(Collected data entries)
<<<<
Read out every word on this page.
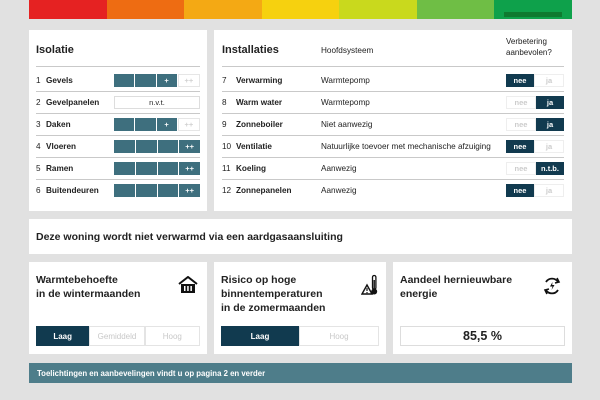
Isolatie
1 Gevels	+	++
2 Gevelpanelen	n.v.t.
3 Daken	+	++
4 Vloeren	++
5 Ramen	++
6 Buitendeuren	++
Installaties	Hoofdsysteem
Verbetering
aanbevolen?
7 Verwarming	Warmtepomp	nee	ja
8 Warm water	Warmtepomp	nee	ja
9 Zonneboiler	Niet aanwezig	nee	ja
10 Ventilatie	Natuurlijke toevoer met mechanische afzuiging	nee	ja
11 Koeling	Aanwezig	nee	n.t.b.
12 Zonnepanelen	Aanwezig	nee	ja
Deze woning wordt niet verwarmd via een aardgasaansluiting
Warmtebehoefte
in de wintermaanden
Laag	Gemiddeld	Hoog
Risico op hoge
binnentemperaturen
in de zomermaanden
Laag	Hoog
Aandeel hernieuwbare
energie
85,5 %
Toelichtingen en aanbevelingen vindt u op pagina 2 en verder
>>>>
** Problem statement **
Quote the data above in full and without alteration; skip the pictures.

** Exercise response **
Read out every word on this page.
Isolatie
1 Gevels	+	++
2 Gevelpanelen	n.v.t.
3 Daken	+	++
4 Vloeren	++
5 Ramen	++
6 Buitendeuren	++
Installaties	Hoofdsysteem
Verbetering
aanbevolen?
7 Verwarming	Warmtepomp	nee	ja
8 Warm water	Warmtepomp	nee	ja
9 Zonneboiler	Niet aanwezig	nee	ja
10 Ventilatie	Natuurlijke toevoer met mechanische afzuiging	nee	ja
11 Koeling	Aanwezig	nee	n.t.b.
12 Zonnepanelen	Aanwezig	nee	ja
Deze woning wordt niet verwarmd via een aardgasaansluiting
Warmtebehoefte
in de wintermaanden
Laag	Gemiddeld	Hoog
Risico op hoge
binnentemperaturen
in de zomermaanden
Laag	Hoog
Aandeel hernieuwbare
energie
85,5 %
Toelichtingen en aanbevelingen vindt u op pagina 2 en verder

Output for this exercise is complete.